— begin GIVEN DATA —

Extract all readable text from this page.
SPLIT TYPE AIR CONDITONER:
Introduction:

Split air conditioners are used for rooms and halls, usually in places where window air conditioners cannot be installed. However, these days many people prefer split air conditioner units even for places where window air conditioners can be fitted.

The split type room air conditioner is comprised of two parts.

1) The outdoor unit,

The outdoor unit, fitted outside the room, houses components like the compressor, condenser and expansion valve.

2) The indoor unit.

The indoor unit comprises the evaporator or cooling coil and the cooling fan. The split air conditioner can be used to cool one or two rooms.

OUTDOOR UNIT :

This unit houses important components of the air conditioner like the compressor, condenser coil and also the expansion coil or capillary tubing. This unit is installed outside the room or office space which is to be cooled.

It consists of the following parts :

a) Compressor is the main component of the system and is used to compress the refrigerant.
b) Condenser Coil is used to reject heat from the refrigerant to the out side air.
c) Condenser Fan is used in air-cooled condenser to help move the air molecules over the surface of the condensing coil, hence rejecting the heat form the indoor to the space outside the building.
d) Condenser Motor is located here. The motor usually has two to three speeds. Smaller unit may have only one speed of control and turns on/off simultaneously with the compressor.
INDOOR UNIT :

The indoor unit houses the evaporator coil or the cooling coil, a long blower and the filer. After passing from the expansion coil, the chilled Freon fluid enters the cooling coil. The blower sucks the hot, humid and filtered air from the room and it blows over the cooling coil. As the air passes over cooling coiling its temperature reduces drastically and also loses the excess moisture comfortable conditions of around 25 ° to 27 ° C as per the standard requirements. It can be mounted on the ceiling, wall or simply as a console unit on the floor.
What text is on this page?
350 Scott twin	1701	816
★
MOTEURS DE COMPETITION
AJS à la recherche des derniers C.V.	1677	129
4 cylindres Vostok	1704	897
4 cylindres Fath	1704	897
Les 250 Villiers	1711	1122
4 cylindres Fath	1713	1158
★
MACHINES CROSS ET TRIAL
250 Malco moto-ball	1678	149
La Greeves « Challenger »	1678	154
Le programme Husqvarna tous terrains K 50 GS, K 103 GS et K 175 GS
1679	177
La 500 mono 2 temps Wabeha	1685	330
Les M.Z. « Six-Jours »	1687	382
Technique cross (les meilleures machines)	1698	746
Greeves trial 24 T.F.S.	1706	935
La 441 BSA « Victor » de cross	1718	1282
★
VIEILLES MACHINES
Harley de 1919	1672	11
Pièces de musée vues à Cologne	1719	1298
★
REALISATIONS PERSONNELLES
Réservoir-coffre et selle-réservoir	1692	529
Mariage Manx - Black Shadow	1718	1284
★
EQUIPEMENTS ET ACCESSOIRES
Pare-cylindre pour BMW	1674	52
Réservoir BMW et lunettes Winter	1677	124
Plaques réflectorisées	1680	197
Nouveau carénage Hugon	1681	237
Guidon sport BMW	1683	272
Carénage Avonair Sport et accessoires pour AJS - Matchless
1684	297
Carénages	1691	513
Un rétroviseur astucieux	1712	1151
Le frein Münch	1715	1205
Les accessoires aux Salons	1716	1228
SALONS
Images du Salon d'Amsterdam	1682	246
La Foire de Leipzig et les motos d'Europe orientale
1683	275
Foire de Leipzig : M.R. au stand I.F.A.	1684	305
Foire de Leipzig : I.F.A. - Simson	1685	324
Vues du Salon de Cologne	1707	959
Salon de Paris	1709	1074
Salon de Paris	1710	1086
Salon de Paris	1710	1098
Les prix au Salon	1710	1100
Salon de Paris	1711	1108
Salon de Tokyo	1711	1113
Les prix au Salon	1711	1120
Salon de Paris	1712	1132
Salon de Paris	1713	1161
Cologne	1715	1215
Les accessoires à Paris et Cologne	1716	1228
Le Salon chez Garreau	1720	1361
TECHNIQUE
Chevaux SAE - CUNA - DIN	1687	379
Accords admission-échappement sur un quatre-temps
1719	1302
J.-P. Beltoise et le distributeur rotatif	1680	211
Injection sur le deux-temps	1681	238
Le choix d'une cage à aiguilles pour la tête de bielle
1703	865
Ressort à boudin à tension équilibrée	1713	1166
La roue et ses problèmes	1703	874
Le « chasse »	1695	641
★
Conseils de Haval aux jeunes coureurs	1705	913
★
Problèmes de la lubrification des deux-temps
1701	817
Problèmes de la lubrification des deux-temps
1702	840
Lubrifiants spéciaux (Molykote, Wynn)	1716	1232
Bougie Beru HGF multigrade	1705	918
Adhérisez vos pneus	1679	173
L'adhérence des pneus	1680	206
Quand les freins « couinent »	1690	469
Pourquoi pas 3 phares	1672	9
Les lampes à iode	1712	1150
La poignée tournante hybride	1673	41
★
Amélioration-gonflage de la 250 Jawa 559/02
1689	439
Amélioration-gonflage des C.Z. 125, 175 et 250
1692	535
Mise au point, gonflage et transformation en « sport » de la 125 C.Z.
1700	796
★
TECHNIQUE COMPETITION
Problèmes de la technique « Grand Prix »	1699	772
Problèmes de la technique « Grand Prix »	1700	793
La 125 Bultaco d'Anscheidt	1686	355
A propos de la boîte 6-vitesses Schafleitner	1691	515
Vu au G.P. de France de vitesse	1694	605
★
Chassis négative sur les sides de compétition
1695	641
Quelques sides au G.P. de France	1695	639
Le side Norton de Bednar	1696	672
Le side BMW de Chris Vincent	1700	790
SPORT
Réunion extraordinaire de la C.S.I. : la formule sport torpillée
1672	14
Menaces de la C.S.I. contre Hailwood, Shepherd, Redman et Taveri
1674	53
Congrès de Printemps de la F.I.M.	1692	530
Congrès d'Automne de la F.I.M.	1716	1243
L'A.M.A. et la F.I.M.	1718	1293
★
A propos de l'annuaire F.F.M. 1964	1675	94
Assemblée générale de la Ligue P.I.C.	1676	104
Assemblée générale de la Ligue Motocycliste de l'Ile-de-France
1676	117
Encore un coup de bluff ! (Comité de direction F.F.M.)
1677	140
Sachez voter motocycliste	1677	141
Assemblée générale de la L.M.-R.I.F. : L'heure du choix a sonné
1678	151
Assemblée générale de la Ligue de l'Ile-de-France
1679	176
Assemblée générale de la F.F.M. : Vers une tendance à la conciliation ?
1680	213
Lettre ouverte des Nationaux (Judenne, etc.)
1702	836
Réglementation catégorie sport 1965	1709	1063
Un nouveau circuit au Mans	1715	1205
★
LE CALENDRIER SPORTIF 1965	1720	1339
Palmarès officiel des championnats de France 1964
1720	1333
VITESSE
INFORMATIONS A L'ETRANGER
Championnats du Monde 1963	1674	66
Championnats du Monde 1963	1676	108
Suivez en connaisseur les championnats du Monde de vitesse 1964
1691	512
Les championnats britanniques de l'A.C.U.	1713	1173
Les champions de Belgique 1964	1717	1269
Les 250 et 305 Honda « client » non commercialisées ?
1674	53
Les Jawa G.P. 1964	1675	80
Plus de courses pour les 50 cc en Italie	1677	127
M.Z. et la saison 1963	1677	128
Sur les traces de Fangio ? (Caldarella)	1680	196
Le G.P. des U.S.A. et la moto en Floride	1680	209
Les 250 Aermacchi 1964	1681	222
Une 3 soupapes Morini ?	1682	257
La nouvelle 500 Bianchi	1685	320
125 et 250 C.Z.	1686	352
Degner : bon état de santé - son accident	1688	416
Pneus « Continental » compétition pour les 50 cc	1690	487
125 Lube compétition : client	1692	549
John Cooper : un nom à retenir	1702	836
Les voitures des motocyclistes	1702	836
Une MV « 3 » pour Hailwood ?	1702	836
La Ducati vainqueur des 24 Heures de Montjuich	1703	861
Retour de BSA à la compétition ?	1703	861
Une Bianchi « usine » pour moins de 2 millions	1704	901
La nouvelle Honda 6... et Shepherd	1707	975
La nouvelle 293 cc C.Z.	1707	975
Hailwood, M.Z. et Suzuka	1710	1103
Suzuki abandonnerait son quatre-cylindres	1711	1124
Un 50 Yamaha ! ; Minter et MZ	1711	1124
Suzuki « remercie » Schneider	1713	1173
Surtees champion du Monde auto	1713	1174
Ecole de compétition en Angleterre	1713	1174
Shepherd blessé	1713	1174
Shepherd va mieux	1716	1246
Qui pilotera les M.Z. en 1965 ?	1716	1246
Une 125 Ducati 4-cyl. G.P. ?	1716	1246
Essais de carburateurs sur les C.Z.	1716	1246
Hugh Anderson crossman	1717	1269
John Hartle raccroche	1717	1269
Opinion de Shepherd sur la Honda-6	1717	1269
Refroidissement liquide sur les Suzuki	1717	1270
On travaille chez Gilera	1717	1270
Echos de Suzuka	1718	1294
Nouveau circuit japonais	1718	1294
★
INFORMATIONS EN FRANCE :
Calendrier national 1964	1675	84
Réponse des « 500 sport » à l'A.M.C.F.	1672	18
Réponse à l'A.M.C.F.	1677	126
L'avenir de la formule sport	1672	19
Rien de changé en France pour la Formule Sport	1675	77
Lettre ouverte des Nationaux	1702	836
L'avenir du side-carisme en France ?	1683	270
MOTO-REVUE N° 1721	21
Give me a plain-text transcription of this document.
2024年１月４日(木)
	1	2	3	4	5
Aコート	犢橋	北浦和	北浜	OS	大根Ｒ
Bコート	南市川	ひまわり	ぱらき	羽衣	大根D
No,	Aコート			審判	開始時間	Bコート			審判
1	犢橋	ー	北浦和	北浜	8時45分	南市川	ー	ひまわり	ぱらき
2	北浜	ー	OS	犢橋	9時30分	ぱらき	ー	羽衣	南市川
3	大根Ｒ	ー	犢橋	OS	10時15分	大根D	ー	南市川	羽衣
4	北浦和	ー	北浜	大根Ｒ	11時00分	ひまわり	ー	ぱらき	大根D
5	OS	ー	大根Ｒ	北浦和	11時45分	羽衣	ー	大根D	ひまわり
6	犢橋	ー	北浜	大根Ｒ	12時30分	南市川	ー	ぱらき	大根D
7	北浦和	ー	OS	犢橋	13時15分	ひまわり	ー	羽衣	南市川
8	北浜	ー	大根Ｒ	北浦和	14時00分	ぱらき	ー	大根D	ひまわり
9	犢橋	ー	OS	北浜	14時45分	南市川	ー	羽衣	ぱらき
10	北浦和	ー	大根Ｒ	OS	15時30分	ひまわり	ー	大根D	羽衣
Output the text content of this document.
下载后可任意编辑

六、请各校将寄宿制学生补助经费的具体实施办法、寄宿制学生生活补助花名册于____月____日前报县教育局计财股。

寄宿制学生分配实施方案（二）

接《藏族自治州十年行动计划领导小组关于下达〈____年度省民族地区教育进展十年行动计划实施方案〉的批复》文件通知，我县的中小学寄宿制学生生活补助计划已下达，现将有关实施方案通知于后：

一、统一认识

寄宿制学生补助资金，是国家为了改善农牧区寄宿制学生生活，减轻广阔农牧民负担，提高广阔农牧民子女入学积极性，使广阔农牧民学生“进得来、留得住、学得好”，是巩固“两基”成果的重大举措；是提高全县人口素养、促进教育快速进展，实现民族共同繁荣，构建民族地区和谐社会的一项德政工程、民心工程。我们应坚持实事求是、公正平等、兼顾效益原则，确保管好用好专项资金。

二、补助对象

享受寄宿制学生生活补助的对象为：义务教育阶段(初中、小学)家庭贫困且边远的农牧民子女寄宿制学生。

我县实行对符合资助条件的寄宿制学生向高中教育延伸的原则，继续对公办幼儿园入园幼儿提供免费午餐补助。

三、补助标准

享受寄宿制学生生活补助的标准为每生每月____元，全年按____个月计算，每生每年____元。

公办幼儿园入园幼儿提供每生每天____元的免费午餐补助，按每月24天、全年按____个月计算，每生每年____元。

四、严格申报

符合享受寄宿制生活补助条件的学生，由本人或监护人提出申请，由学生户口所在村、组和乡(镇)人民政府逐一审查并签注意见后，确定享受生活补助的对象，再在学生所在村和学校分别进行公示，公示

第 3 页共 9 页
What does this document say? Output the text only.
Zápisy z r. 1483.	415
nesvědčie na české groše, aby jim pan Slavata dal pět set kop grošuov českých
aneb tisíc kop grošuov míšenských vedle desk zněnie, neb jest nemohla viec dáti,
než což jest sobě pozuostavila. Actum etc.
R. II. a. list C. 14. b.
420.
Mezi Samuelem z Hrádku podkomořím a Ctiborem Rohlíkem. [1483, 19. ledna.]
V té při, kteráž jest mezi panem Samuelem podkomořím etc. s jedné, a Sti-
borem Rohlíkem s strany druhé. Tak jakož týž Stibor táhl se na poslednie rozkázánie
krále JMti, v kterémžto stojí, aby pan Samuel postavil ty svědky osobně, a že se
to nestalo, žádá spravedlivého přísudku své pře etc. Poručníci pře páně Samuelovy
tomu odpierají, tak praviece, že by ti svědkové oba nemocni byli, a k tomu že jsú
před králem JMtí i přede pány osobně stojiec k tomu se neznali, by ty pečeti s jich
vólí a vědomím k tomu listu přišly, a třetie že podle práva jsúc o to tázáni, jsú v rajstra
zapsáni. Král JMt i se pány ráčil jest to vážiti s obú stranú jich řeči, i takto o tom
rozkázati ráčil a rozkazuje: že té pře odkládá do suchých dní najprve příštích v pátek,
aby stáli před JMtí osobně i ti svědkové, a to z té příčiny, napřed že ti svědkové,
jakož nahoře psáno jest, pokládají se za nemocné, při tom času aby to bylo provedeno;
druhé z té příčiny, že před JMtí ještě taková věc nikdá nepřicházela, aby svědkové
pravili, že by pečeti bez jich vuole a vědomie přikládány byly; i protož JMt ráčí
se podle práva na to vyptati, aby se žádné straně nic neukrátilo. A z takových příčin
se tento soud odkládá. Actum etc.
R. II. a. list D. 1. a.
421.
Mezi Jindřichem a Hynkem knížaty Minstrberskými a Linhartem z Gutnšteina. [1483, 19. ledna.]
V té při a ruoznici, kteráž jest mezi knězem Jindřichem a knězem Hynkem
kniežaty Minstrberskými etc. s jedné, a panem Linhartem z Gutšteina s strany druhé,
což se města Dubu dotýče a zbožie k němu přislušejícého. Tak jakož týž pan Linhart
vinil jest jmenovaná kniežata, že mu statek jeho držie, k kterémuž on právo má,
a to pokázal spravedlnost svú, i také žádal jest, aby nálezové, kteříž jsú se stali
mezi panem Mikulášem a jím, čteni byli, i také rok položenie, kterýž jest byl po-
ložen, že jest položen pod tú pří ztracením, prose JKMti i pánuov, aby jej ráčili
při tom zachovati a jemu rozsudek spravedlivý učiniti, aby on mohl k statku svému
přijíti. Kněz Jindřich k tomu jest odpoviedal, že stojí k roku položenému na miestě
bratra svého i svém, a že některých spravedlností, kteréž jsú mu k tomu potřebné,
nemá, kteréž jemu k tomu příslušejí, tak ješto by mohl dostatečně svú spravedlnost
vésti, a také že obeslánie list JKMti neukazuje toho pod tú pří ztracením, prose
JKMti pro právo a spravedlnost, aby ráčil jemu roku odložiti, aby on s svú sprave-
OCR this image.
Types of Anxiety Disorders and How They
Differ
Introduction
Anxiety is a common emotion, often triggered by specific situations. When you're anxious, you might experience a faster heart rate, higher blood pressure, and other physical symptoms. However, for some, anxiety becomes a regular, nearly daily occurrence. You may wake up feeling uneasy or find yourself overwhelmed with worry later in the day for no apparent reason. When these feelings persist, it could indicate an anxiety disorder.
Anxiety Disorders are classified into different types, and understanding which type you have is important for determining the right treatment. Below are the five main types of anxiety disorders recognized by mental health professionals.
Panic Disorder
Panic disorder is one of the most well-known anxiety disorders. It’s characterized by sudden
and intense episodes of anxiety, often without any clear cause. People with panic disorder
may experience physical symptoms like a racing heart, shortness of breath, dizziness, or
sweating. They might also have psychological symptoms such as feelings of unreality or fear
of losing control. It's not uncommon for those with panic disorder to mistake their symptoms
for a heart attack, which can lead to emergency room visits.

— end GIVEN DATA —

> **WHAT IS ASKED**
Filter for "druhé". Return all lines that hold it.

> **FINAL RESULT**
borem Rohlíkem s strany druhé. Tak jakož týž Stibor táhl se na poslednie rozkázánie
druhé z té příčiny, že před JMtí ještě taková věc nikdá nepřicházela, aby svědkové
kniežaty Minstrberskými etc. s jedné, a panem Linhartem z Gutšteina s strany druhé,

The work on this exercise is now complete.